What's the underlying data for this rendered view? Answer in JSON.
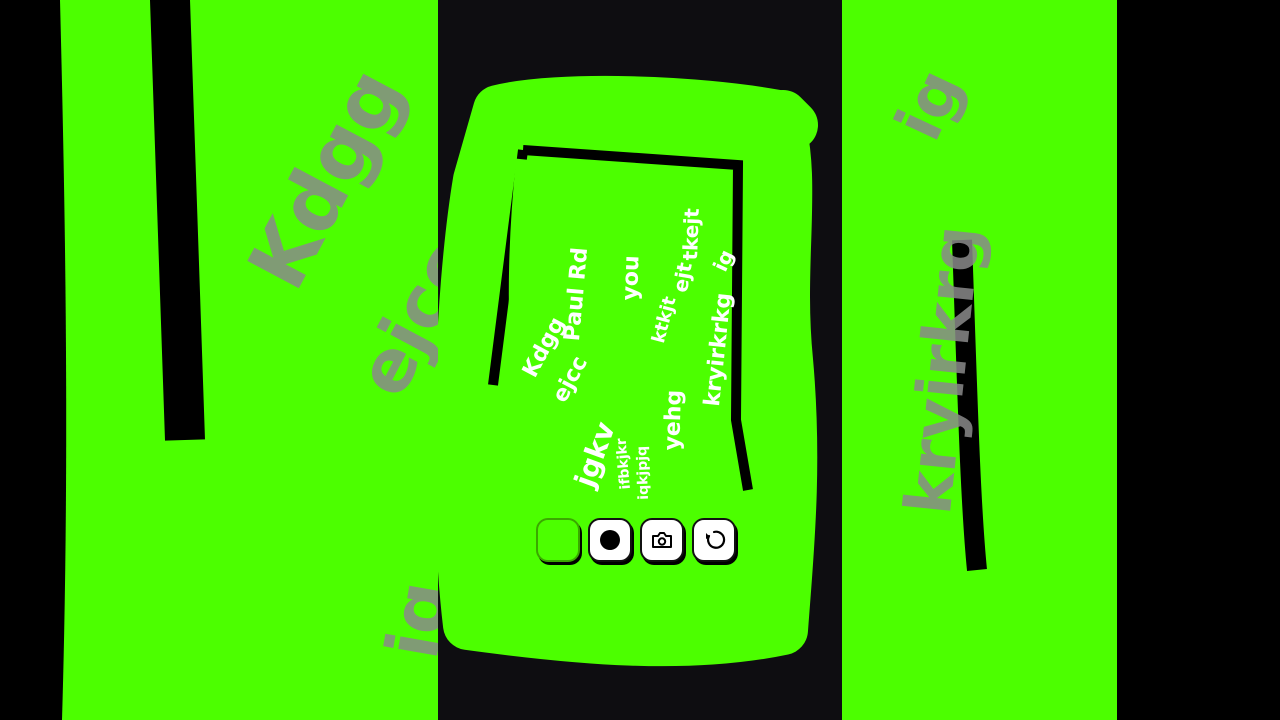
{
  "colors": {
    "brush": "#4cff00",
    "background": "#0e0d11",
    "ghost_text": "#8a8a8a",
    "toolbar_button": "#ffffff"
  },
  "doodle": {
    "lines": [
      "Kdgg",
      "Paul Rd",
      "ejcc",
      "jgkv",
      "you",
      "yehg",
      "kryirkrkg",
      "ig",
      "ejt",
      "tkejt",
      "iqkjpjq",
      "ifbkjkr",
      "ktkjt"
    ]
  },
  "background_text": {
    "left": [
      "Kdgg",
      "ejcc",
      "iq"
    ],
    "right": [
      "kryirkrg",
      "ig"
    ]
  },
  "toolbar": {
    "swatch_color": "#4cff00",
    "buttons": [
      {
        "icon": "color-swatch-icon"
      },
      {
        "icon": "brush-dot-icon"
      },
      {
        "icon": "camera-icon"
      },
      {
        "icon": "undo-icon"
      }
    ]
  }
}
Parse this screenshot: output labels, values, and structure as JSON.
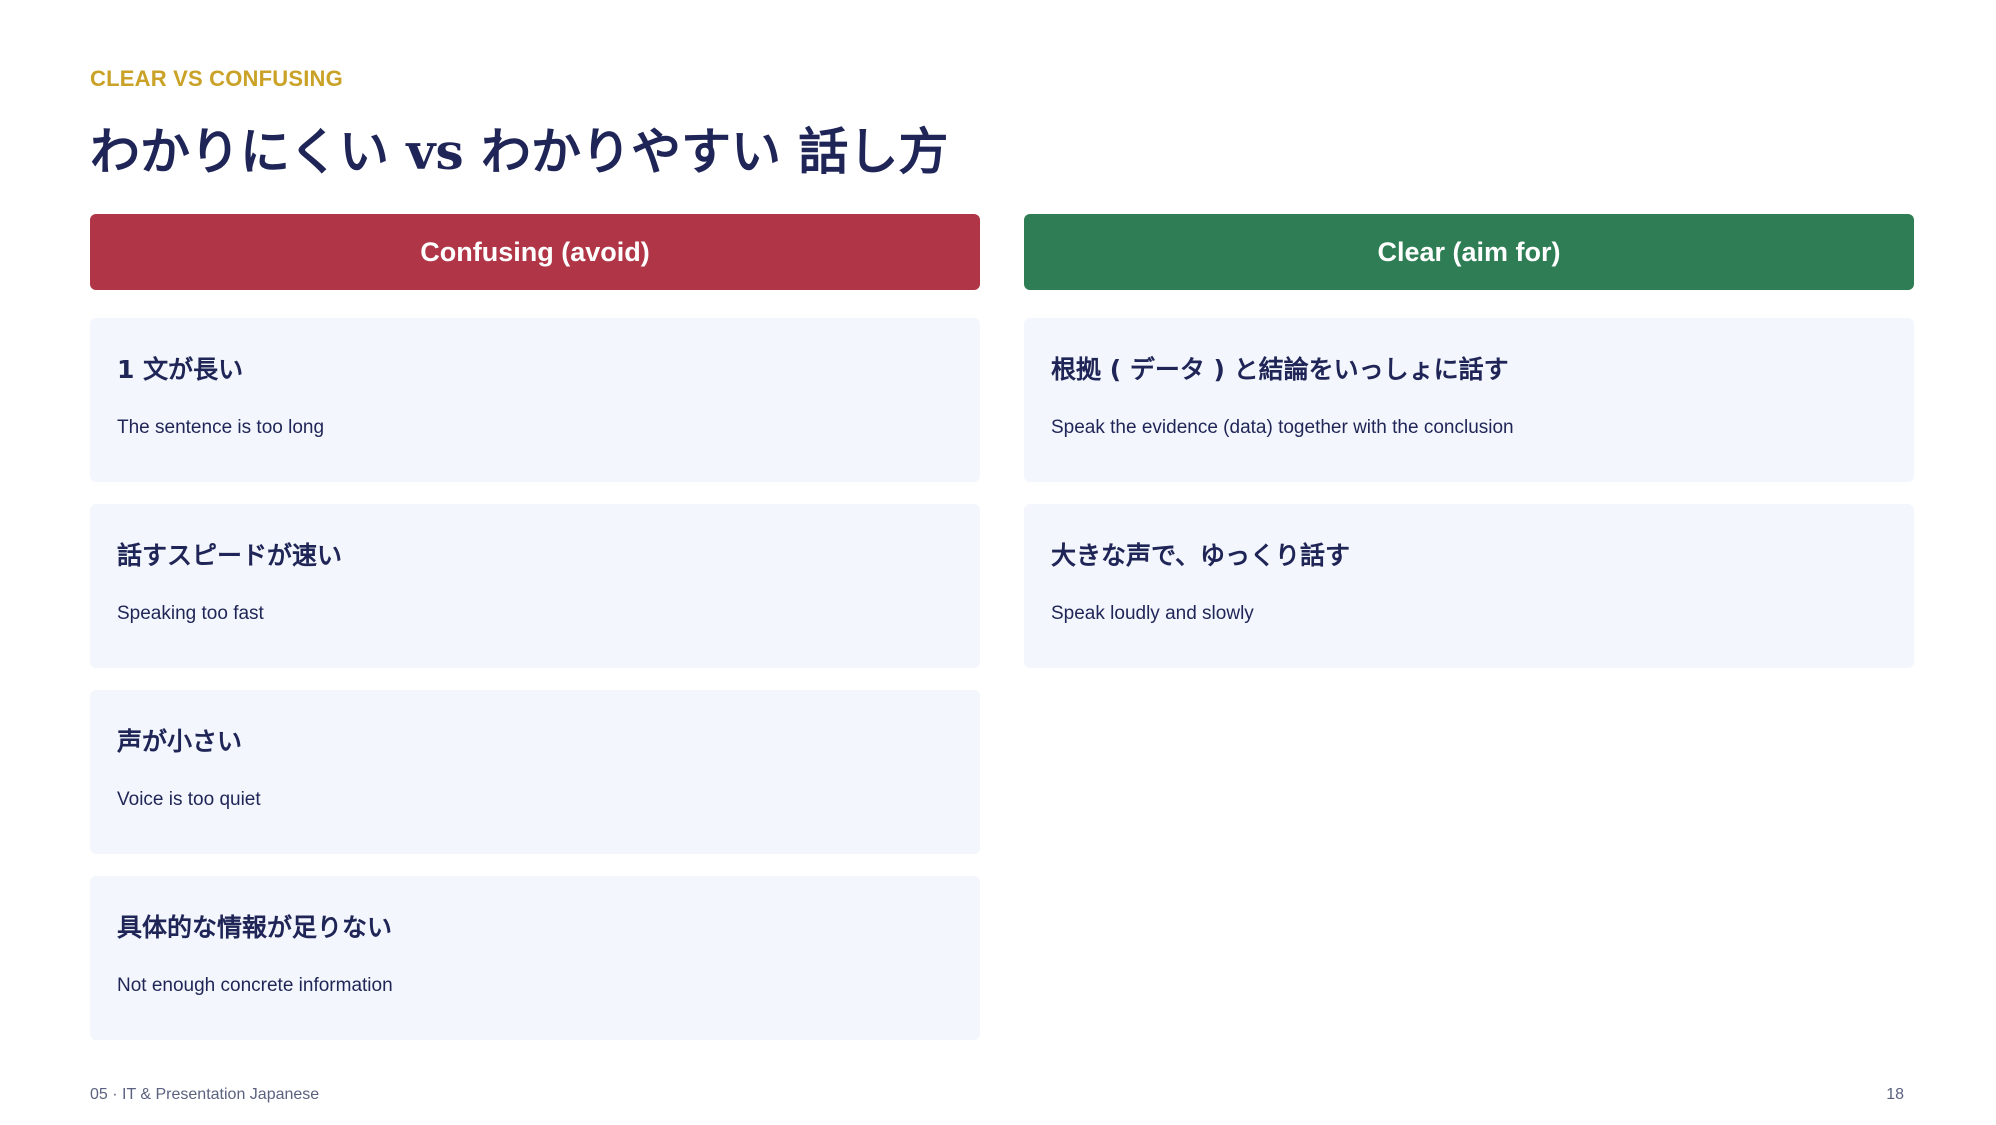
{
  "eyebrow": "CLEAR VS CONFUSING",
  "title": "わかりにくい vs わかりやすい 話し方",
  "colors": {
    "accent": "#c9a227",
    "confusing": "#b03647",
    "clear": "#2e7d54",
    "card_bg": "#f3f6fc",
    "text": "#1f2556"
  },
  "confusing": {
    "header": "Confusing (avoid)",
    "items": [
      {
        "jp": "1 文が長い",
        "en": "The sentence is too long"
      },
      {
        "jp": "話すスピードが速い",
        "en": "Speaking too fast"
      },
      {
        "jp": "声が小さい",
        "en": "Voice is too quiet"
      },
      {
        "jp": "具体的な情報が足りない",
        "en": "Not enough concrete information"
      }
    ]
  },
  "clear": {
    "header": "Clear (aim for)",
    "items": [
      {
        "jp": "根拠 ( データ ) と結論をいっしょに話す",
        "en": "Speak the evidence (data) together with the conclusion"
      },
      {
        "jp": "大きな声で、ゆっくり話す",
        "en": "Speak loudly and slowly"
      }
    ]
  },
  "footer": {
    "left": "05 · IT & Presentation Japanese",
    "page_number": "18"
  }
}
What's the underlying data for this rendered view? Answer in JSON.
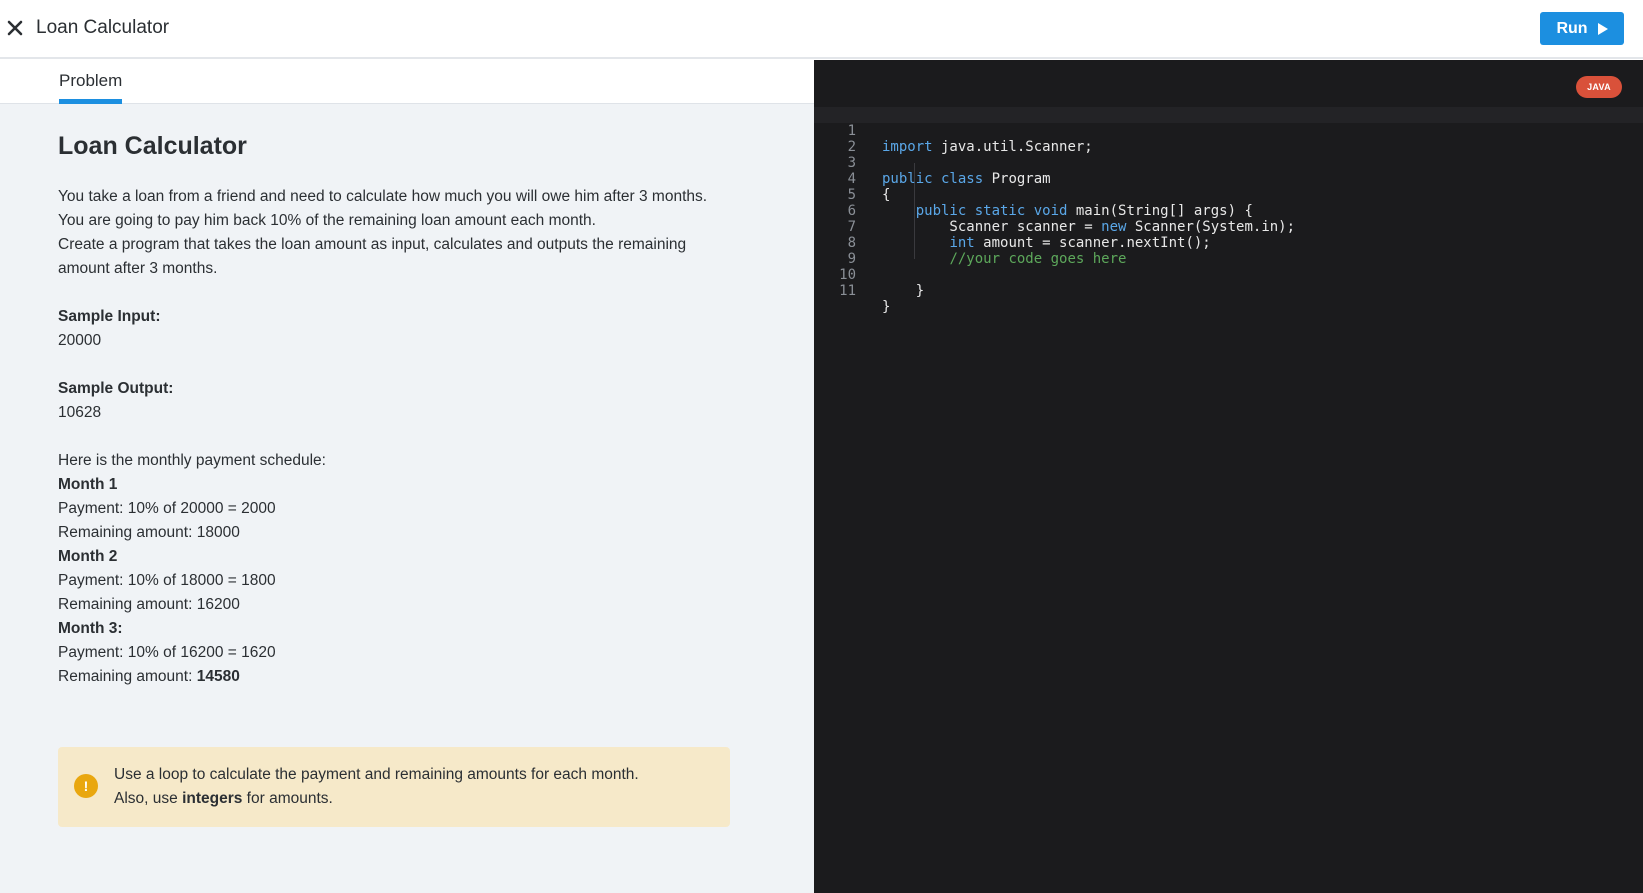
{
  "header": {
    "title": "Loan Calculator",
    "run_label": "Run"
  },
  "tabs": [
    {
      "label": "Problem",
      "active": true
    }
  ],
  "problem": {
    "title": "Loan Calculator",
    "paragraphs": [
      "You take a loan from a friend and need to calculate how much you will owe him after 3 months.",
      "You are going to pay him back 10% of the remaining loan amount each month.",
      "Create a program that takes the loan amount as input, calculates and outputs the remaining amount after 3 months."
    ],
    "sample_input_label": "Sample Input:",
    "sample_input": "20000",
    "sample_output_label": "Sample Output:",
    "sample_output": "10628",
    "schedule_intro": "Here is the monthly payment schedule:",
    "months": [
      {
        "label": "Month 1",
        "payment": "Payment: 10% of 20000 = 2000",
        "remaining": "Remaining amount: 18000"
      },
      {
        "label": "Month 2",
        "payment": "Payment: 10% of 18000 = 1800",
        "remaining": "Remaining amount: 16200"
      },
      {
        "label": "Month 3:",
        "payment": "Payment: 10% of 16200 = 1620",
        "remaining_prefix": "Remaining amount: ",
        "remaining_value": "14580"
      }
    ],
    "note": {
      "icon": "!",
      "line1": "Use a loop to calculate the payment and remaining amounts for each month.",
      "line2_prefix": "Also, use ",
      "line2_bold": "integers",
      "line2_suffix": " for amounts."
    }
  },
  "editor": {
    "language_badge": "JAVA",
    "line_numbers": [
      "1",
      "2",
      "3",
      "4",
      "5",
      "6",
      "7",
      "8",
      "9",
      "10",
      "11"
    ],
    "code": {
      "l1_kw": "import",
      "l1_rest": " java.util.Scanner;",
      "l3_kw": "public class",
      "l3_rest": " Program",
      "l4": "{",
      "l5_indent": "    ",
      "l5_kw": "public static void",
      "l5_rest": " main(String[] args) {",
      "l6_text": "        Scanner scanner = ",
      "l6_kw": "new",
      "l6_rest": " Scanner(System.in);",
      "l7_indent": "        ",
      "l7_kw": "int",
      "l7_rest": " amount = scanner.nextInt();",
      "l8_indent": "        ",
      "l8_comment": "//your code goes here",
      "l10": "    }",
      "l11": "}"
    }
  },
  "colors": {
    "accent": "#1c8fe0",
    "badge": "#d9513a",
    "note_bg": "#f6e9c9",
    "warn": "#e9a70f",
    "keyword": "#5aa7e8",
    "comment": "#5da85b"
  }
}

### SET EXERCISE
Quote the listing above in full, except for the pictures.

### TASK ANSWER
What's the underlying data for this rendered view? Answer in JSON.
{
  "colors": {
    "brush": "#4cff00",
    "background": "#0e0d11",
    "ghost_text": "#8a8a8a",
    "toolbar_button": "#ffffff"
  },
  "doodle": {
    "lines": [
      "Kdgg",
      "Paul Rd",
      "ejcc",
      "jgkv",
      "you",
      "yehg",
      "kryirkrkg",
      "ig",
      "ejt",
      "tkejt",
      "iqkjpjq",
      "ifbkjkr",
      "ktkjt"
    ]
  },
  "background_text": {
    "left": [
      "Kdgg",
      "ejcc",
      "iq"
    ],
    "right": [
      "kryirkrg",
      "ig"
    ]
  },
  "toolbar": {
    "swatch_color": "#4cff00",
    "buttons": [
      {
        "icon": "color-swatch-icon"
      },
      {
        "icon": "brush-dot-icon"
      },
      {
        "icon": "camera-icon"
      },
      {
        "icon": "undo-icon"
      }
    ]
  }
}
Parse this screenshot: output labels, values, and structure as JSON.
{
  "eyebrow": "CLEAR VS CONFUSING",
  "title": "わかりにくい vs わかりやすい 話し方",
  "colors": {
    "accent": "#c9a227",
    "confusing": "#b03647",
    "clear": "#2e7d54",
    "card_bg": "#f3f6fc",
    "text": "#1f2556"
  },
  "confusing": {
    "header": "Confusing (avoid)",
    "items": [
      {
        "jp": "1 文が長い",
        "en": "The sentence is too long"
      },
      {
        "jp": "話すスピードが速い",
        "en": "Speaking too fast"
      },
      {
        "jp": "声が小さい",
        "en": "Voice is too quiet"
      },
      {
        "jp": "具体的な情報が足りない",
        "en": "Not enough concrete information"
      }
    ]
  },
  "clear": {
    "header": "Clear (aim for)",
    "items": [
      {
        "jp": "根拠 ( データ ) と結論をいっしょに話す",
        "en": "Speak the evidence (data) together with the conclusion"
      },
      {
        "jp": "大きな声で、ゆっくり話す",
        "en": "Speak loudly and slowly"
      }
    ]
  },
  "footer": {
    "left": "05 · IT & Presentation Japanese",
    "page_number": "18"
  }
}
What's the underlying data for this rendered view? Answer in JSON.
{
  "header": {
    "title": "Loan Calculator",
    "run_label": "Run"
  },
  "tabs": [
    {
      "label": "Problem",
      "active": true
    }
  ],
  "problem": {
    "title": "Loan Calculator",
    "paragraphs": [
      "You take a loan from a friend and need to calculate how much you will owe him after 3 months.",
      "You are going to pay him back 10% of the remaining loan amount each month.",
      "Create a program that takes the loan amount as input, calculates and outputs the remaining amount after 3 months."
    ],
    "sample_input_label": "Sample Input:",
    "sample_input": "20000",
    "sample_output_label": "Sample Output:",
    "sample_output": "10628",
    "schedule_intro": "Here is the monthly payment schedule:",
    "months": [
      {
        "label": "Month 1",
        "payment": "Payment: 10% of 20000 = 2000",
        "remaining": "Remaining amount: 18000"
      },
      {
        "label": "Month 2",
        "payment": "Payment: 10% of 18000 = 1800",
        "remaining": "Remaining amount: 16200"
      },
      {
        "label": "Month 3:",
        "payment": "Payment: 10% of 16200 = 1620",
        "remaining_prefix": "Remaining amount: ",
        "remaining_value": "14580"
      }
    ],
    "note": {
      "icon": "!",
      "line1": "Use a loop to calculate the payment and remaining amounts for each month.",
      "line2_prefix": "Also, use ",
      "line2_bold": "integers",
      "line2_suffix": " for amounts."
    }
  },
  "editor": {
    "language_badge": "JAVA",
    "line_numbers": [
      "1",
      "2",
      "3",
      "4",
      "5",
      "6",
      "7",
      "8",
      "9",
      "10",
      "11"
    ],
    "code": {
      "l1_kw": "import",
      "l1_rest": " java.util.Scanner;",
      "l3_kw": "public class",
      "l3_rest": " Program",
      "l4": "{",
      "l5_indent": "    ",
      "l5_kw": "public static void",
      "l5_rest": " main(String[] args) {",
      "l6_text": "        Scanner scanner = ",
      "l6_kw": "new",
      "l6_rest": " Scanner(System.in);",
      "l7_indent": "        ",
      "l7_kw": "int",
      "l7_rest": " amount = scanner.nextInt();",
      "l8_indent": "        ",
      "l8_comment": "//your code goes here",
      "l10": "    }",
      "l11": "}"
    }
  },
  "colors": {
    "accent": "#1c8fe0",
    "badge": "#d9513a",
    "note_bg": "#f6e9c9",
    "warn": "#e9a70f",
    "keyword": "#5aa7e8",
    "comment": "#5da85b"
  }
}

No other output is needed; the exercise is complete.